Extracted records
○ ○ ○ ○ ○

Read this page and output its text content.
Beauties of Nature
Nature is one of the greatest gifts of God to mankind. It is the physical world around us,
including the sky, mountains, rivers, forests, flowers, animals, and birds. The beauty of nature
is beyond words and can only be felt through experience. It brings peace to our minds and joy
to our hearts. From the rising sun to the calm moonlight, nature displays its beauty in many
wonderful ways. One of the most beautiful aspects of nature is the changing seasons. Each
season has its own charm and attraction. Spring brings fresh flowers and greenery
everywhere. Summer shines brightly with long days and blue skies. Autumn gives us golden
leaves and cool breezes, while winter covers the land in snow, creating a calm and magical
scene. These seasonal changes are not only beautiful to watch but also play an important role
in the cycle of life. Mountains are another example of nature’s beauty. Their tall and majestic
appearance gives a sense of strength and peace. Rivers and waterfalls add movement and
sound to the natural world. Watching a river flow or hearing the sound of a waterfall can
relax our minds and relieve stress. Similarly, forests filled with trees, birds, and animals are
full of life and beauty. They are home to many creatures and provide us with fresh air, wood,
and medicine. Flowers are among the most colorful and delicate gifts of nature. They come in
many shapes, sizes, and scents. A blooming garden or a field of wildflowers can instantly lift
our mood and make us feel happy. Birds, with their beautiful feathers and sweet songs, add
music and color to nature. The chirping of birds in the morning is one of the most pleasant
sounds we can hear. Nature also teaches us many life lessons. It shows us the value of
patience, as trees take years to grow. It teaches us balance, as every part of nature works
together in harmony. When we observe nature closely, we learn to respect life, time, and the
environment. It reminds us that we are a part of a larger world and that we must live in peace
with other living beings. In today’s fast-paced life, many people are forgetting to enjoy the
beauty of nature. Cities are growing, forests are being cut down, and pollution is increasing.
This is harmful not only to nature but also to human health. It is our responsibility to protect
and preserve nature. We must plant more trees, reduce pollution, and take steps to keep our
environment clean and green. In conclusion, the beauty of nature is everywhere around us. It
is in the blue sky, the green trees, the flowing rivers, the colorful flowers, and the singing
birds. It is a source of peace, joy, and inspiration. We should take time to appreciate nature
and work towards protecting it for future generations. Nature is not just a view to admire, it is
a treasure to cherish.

○ ○ ○ ○ ○

Copy each line that holds the word "trees".

* Result of the exercise *
relax our minds and relieve stress. Similarly, forests filled with trees, birds, and animals are
patience, as trees take years to grow. It teaches us balance, as every part of nature works
and preserve nature. We must plant more trees, reduce pollution, and take steps to keep our
is in the blue sky, the green trees, the flowing rivers, the colorful flowers, and the singing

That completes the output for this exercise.